(RECORDS TO USE)

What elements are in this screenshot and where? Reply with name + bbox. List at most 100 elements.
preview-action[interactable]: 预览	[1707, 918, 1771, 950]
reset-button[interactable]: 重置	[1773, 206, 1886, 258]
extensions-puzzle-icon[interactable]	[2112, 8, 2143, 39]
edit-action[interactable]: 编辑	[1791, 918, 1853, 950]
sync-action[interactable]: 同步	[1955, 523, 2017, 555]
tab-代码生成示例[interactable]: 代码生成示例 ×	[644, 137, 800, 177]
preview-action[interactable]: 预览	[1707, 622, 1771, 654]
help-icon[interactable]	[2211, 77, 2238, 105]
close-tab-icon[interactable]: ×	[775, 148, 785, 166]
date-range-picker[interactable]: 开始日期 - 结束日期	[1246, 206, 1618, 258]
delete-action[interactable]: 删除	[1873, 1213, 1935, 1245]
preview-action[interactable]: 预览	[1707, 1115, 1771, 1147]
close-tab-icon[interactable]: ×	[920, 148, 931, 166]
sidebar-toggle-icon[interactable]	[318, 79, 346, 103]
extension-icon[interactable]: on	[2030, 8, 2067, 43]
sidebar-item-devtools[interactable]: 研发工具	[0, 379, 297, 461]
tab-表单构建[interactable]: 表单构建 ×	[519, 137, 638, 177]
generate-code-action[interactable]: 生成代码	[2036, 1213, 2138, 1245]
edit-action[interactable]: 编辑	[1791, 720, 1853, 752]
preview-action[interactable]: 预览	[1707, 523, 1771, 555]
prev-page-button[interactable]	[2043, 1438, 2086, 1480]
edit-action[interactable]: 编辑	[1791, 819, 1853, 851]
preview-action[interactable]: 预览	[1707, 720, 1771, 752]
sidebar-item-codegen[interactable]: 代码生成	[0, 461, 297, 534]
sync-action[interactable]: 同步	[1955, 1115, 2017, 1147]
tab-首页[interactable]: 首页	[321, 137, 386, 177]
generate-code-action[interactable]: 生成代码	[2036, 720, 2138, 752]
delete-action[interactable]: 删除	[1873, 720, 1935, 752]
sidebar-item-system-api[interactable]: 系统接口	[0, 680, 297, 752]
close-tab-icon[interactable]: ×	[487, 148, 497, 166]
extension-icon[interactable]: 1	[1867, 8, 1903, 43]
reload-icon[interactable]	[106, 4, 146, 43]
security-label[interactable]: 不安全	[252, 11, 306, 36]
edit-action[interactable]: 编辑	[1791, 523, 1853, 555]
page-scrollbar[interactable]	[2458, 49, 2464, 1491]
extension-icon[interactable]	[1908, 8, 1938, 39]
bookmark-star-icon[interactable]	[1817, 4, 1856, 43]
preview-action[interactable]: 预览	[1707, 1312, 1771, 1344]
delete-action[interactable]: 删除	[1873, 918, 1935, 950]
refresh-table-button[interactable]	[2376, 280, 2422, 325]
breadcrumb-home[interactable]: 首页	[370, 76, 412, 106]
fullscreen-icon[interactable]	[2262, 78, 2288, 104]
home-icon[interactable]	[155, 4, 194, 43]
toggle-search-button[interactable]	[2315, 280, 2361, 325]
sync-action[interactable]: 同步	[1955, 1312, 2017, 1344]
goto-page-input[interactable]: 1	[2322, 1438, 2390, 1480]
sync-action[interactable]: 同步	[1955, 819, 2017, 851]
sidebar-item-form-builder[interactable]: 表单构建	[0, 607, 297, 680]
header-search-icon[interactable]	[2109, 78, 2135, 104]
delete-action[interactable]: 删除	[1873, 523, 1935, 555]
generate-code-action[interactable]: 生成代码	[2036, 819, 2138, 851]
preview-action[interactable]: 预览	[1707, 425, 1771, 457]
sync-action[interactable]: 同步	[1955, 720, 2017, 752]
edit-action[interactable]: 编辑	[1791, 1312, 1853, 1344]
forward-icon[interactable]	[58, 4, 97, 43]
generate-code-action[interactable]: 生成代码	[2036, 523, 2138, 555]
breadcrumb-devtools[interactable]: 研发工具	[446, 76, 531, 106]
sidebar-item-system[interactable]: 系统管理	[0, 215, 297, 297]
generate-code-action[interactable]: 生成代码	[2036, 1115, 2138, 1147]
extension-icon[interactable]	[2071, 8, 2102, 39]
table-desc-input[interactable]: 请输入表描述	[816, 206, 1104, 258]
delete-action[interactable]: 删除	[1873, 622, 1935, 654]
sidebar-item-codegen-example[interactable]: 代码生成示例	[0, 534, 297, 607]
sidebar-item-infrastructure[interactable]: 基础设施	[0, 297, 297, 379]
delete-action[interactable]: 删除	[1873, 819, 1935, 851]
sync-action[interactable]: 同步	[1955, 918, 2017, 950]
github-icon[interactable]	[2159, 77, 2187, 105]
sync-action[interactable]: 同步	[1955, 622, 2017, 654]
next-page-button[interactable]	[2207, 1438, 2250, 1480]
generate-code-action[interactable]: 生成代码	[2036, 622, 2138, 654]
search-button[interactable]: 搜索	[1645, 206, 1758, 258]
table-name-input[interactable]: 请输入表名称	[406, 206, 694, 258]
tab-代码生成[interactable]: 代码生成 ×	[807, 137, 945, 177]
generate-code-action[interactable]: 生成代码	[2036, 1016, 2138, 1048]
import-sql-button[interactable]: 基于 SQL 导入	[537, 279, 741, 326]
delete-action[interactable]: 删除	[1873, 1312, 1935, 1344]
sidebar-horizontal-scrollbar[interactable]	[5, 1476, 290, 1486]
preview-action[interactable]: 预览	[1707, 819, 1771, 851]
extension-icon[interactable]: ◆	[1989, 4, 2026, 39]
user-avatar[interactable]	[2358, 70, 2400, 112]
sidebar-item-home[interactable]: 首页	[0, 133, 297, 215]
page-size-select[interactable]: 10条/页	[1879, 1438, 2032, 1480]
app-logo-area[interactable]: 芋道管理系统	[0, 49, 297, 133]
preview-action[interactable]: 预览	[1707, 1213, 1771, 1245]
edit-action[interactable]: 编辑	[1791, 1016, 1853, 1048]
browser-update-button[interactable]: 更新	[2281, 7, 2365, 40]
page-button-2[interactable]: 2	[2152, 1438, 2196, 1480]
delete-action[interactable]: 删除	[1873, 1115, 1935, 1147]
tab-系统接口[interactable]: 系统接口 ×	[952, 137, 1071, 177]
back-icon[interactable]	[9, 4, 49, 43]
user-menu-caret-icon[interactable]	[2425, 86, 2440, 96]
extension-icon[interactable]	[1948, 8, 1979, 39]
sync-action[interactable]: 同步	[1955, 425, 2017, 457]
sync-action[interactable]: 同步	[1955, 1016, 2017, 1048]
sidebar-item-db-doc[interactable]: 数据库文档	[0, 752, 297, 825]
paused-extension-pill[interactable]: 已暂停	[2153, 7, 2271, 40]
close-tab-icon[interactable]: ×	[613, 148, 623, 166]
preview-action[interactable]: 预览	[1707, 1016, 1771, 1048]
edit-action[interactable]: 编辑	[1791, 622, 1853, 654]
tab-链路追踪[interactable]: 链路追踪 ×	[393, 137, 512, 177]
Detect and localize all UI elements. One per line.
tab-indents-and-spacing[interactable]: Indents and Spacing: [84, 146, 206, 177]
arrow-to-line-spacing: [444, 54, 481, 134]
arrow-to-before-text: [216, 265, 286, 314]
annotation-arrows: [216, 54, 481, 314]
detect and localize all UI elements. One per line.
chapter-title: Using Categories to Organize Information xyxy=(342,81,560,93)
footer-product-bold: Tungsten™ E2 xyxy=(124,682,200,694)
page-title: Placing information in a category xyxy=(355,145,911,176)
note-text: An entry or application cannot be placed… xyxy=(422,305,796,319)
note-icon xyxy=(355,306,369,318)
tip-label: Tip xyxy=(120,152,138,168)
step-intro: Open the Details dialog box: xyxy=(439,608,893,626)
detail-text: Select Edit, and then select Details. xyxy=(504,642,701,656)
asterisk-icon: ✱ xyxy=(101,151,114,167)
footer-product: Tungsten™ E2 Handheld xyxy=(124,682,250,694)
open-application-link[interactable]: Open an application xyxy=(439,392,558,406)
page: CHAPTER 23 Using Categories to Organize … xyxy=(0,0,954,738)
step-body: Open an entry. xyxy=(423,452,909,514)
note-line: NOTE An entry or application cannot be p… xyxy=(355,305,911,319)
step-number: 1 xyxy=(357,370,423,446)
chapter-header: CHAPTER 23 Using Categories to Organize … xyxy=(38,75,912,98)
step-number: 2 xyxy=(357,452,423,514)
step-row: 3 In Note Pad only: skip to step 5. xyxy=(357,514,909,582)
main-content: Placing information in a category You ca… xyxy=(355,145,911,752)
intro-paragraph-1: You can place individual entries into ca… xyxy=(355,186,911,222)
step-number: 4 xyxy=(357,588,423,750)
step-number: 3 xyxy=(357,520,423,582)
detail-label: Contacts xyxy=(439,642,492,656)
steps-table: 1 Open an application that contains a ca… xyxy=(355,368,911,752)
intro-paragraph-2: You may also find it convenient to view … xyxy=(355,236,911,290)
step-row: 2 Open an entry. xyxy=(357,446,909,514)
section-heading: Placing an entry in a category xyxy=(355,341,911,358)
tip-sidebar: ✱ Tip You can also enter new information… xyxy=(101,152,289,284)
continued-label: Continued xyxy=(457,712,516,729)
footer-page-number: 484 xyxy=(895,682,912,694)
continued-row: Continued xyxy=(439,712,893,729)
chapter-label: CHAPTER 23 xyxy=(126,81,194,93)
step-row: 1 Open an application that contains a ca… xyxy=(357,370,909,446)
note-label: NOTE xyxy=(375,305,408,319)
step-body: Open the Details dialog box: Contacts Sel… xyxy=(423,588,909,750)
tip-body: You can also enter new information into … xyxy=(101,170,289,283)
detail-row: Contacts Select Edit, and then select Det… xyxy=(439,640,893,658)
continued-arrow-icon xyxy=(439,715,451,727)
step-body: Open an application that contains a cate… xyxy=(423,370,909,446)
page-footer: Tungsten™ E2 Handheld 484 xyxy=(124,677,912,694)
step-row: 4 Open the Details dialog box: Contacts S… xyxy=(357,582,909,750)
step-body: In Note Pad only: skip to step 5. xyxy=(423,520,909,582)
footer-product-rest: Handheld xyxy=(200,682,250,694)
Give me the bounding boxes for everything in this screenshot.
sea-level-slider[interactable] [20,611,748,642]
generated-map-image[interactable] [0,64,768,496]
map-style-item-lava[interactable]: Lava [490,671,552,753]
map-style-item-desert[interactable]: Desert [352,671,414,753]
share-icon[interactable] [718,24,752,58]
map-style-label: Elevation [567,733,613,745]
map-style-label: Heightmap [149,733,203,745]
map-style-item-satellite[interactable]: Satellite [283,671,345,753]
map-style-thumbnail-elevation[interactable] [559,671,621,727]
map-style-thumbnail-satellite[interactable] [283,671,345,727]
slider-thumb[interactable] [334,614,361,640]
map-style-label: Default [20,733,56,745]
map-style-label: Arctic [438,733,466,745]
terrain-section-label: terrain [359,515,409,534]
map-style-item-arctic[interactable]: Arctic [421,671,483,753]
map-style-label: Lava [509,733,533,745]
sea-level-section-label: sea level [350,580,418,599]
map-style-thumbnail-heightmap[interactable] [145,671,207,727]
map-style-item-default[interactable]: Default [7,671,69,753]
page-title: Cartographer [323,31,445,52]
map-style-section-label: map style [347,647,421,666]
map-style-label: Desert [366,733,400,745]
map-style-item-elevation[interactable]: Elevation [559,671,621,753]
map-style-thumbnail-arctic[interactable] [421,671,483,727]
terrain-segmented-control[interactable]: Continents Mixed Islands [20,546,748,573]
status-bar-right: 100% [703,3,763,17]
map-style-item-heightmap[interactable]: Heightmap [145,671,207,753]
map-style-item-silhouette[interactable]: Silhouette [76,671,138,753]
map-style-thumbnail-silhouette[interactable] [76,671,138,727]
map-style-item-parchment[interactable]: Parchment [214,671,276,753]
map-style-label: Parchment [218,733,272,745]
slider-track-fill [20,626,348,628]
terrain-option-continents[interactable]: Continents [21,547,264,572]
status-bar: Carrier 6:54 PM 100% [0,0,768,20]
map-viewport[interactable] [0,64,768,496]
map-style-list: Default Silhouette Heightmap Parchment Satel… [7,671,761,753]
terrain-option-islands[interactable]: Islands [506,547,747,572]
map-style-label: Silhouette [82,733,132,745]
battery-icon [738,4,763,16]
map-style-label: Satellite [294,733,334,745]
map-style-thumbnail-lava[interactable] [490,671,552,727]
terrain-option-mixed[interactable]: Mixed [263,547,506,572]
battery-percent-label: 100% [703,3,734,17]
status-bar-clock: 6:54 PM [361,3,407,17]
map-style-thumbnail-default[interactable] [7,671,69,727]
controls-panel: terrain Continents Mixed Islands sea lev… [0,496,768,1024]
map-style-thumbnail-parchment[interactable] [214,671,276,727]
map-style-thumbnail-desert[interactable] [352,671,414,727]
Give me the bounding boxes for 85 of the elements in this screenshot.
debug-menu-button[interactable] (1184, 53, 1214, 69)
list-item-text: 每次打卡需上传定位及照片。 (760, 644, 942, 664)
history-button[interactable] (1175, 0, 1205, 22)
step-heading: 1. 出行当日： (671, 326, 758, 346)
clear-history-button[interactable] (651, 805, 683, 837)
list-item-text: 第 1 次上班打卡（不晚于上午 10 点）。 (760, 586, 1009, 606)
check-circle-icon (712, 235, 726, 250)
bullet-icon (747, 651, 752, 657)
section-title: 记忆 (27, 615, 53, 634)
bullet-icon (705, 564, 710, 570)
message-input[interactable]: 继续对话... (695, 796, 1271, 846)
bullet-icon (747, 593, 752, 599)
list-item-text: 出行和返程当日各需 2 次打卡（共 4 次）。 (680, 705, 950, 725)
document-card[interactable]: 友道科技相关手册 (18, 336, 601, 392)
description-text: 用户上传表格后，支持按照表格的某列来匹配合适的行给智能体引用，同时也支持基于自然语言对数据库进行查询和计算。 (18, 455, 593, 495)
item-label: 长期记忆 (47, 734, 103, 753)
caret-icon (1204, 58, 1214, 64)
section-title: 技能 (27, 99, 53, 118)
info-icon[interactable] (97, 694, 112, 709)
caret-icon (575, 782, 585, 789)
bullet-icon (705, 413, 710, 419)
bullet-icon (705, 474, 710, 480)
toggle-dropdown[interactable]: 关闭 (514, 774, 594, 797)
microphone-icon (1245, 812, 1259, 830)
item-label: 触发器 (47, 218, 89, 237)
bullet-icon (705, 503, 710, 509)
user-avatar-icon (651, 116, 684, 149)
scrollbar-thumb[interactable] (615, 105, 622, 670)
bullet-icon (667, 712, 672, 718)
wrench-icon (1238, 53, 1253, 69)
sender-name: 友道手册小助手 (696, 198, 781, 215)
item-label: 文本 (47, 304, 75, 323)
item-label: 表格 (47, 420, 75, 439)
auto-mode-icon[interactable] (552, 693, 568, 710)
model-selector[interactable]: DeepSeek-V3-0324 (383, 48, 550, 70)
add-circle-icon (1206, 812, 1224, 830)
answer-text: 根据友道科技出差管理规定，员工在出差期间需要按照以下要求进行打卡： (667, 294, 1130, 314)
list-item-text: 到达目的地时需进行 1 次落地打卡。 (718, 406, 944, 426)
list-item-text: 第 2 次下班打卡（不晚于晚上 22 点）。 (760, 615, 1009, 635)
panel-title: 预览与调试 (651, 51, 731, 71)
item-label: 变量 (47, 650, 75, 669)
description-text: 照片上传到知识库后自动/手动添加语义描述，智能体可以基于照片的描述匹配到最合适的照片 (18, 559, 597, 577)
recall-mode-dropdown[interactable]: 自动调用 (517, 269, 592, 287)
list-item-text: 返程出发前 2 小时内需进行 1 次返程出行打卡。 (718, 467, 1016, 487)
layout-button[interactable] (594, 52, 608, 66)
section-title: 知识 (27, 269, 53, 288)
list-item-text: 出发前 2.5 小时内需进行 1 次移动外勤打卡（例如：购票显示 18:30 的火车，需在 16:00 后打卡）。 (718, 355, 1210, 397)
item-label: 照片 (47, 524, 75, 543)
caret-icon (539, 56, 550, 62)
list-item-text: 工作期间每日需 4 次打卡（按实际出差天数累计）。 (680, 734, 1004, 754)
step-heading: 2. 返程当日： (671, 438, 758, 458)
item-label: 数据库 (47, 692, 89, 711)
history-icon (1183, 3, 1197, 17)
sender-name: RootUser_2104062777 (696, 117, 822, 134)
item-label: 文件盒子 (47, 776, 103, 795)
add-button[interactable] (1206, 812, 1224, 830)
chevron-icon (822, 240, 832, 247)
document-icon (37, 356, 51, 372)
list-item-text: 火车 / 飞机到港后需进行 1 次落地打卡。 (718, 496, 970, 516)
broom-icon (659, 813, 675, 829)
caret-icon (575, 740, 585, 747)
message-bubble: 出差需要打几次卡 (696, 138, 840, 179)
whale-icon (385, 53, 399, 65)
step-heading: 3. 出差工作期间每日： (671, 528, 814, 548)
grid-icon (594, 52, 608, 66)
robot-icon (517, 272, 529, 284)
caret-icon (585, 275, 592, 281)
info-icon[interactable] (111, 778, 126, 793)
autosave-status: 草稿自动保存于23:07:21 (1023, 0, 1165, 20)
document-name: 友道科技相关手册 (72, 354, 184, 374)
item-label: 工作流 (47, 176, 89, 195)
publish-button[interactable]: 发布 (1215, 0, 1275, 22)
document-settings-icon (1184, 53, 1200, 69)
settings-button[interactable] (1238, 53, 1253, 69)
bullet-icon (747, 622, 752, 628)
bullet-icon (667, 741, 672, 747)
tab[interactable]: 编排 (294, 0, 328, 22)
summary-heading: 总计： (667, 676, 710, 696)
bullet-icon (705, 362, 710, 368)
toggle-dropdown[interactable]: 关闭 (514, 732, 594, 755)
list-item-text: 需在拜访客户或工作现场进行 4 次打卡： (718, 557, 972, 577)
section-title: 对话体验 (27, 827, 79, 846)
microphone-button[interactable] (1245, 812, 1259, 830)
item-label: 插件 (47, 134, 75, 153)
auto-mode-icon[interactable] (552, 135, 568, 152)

(EXERCISE GOAL) Can you print the lines from the first one through the line that contains "148, 785, 166]", both ends included, without changing anything?

(WRITTEN REPLY)
What elements are in this screenshot and where? Reply with name + bbox. List at most 100 elements.
preview-action[interactable]: 预览	[1707, 918, 1771, 950]
reset-button[interactable]: 重置	[1773, 206, 1886, 258]
extensions-puzzle-icon[interactable]	[2112, 8, 2143, 39]
edit-action[interactable]: 编辑	[1791, 918, 1853, 950]
sync-action[interactable]: 同步	[1955, 523, 2017, 555]
tab-代码生成示例[interactable]: 代码生成示例 ×	[644, 137, 800, 177]
preview-action[interactable]: 预览	[1707, 622, 1771, 654]
help-icon[interactable]	[2211, 77, 2238, 105]
close-tab-icon[interactable]: ×	[775, 148, 785, 166]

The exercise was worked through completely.